• **COMPITI ED ESERCIZI**
1 - Nel testo su Indiana Jones, in quale biblioteca ritroviamo Indy intento a spaccare una mattonella di marmo?
2 - Traduci in inglese questa frase del testo su Indiana Jones: "Nessuno può credere che un vero archeologo sia capace di gesti simili, e forse non è nemmeno questo che il film vuole farci capire."
3 - Trascrivi il passo del testo su Indiana Jones a partire dalle parole "Parlando in via" e fermati dopo "enorme X sopra...".

━━━━━ TESTO DEL DOCUMENTO ━━━━━

Riflettendoci, ogni tanto le azioni di Indiana sono quanto meno discutibili: spaccare un antico pavimento di marmo pur di raggiungere un tesoro, senza chiedere permesso (o quanto meno avvisare...) o distruggere una quantità immane di altri reperti al solo scopo di recuperarne uno. Nessuno può credere che un vero archeologo sia capace di gesti simili, e forse non è nemmeno questo che il film vuole farci capire.


Parlando in via teorica infatti, ciò che Indy vuole comunicare è giusto, per esempio quando, ne L'Ultima Crociata, sottolinea come “L’archeologia si dedica alla ricerca dei fatti. Non della verità. Se vi interessa la verità, l’aula di filosofia del professor Tyre è in fondo al corridoio” oppure che “la X non indica mai il punto dove scavare”; tuttavia, seppure le sue intenzioni positive nel voler insegnare cosa sia la vera archeologia, poco dopo lo ritroviamo nella biblioteca di Venezia, intento a spaccare una mattonella di marmo con una enorme X sopra...

━━━━━ ESTRATTO DEI DATI ━━━━━

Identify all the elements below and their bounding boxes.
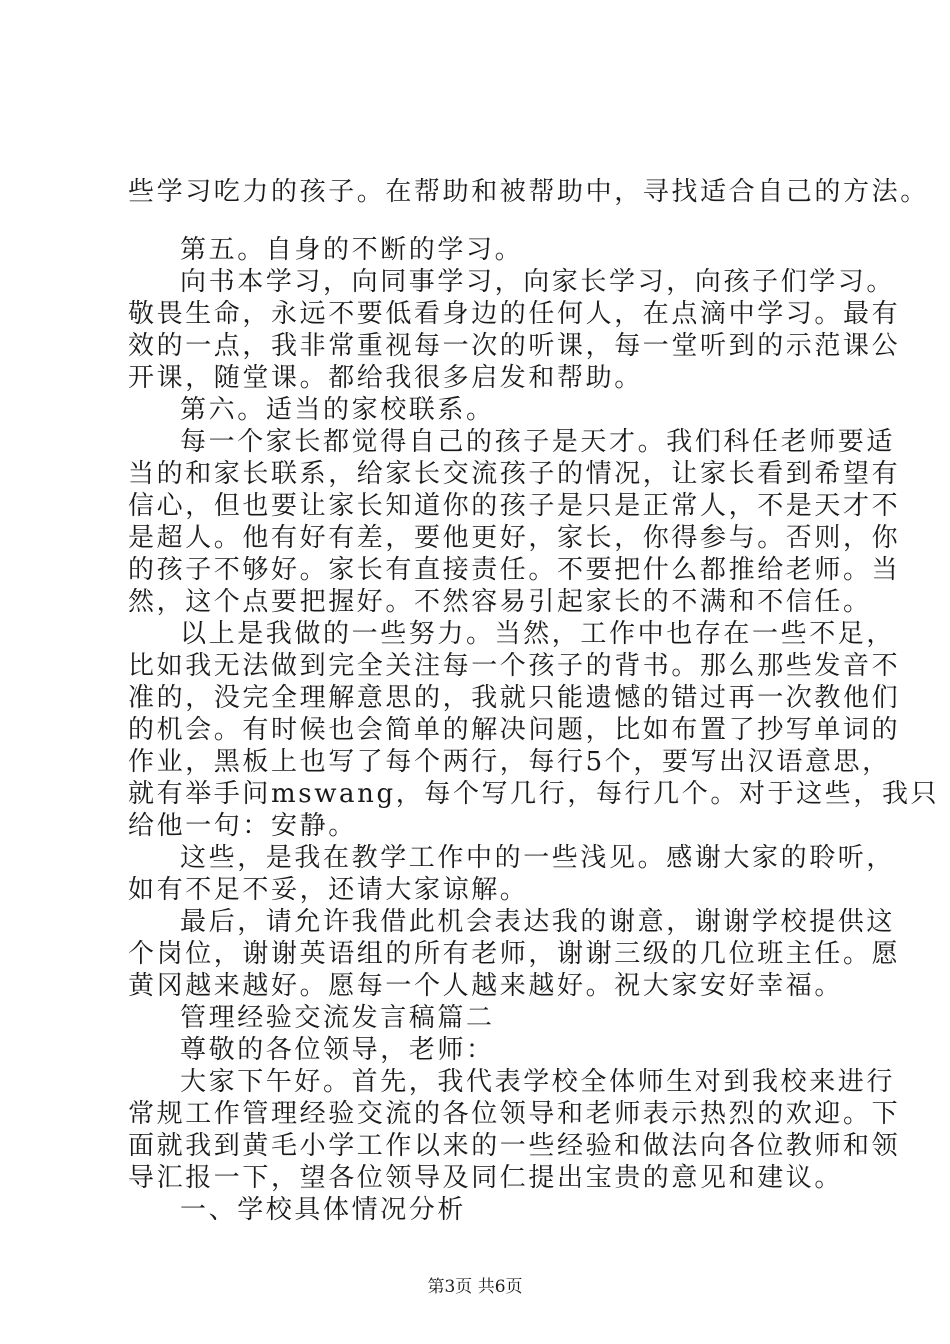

━━━━━

• **SOLUZIONI**
1 - Nella biblioteca di Venezia.

2 - No one can believe that a real archaeologist would be capable of such acts, and perhaps that isn't even what the film wants us to understand.

3 -
Parlando in via teorica infatti, ciò che Indy vuole comunicare è giusto, per esempio quando, ne L'Ultima Crociata, sottolinea come “L’archeologia si dedica alla ricerca dei fatti. Non della verità. Se vi interessa la verità, l’aula di filosofia del professor Tyre è in fondo al corridoio” oppure che “la X non indica mai il punto dove scavare”; tuttavia, seppure le sue intenzioni positive nel voler insegnare cosa sia la vera archeologia, poco dopo lo ritroviamo nella biblioteca di Venezia, intento a spaccare una mattonella di marmo con una enorme X sopra...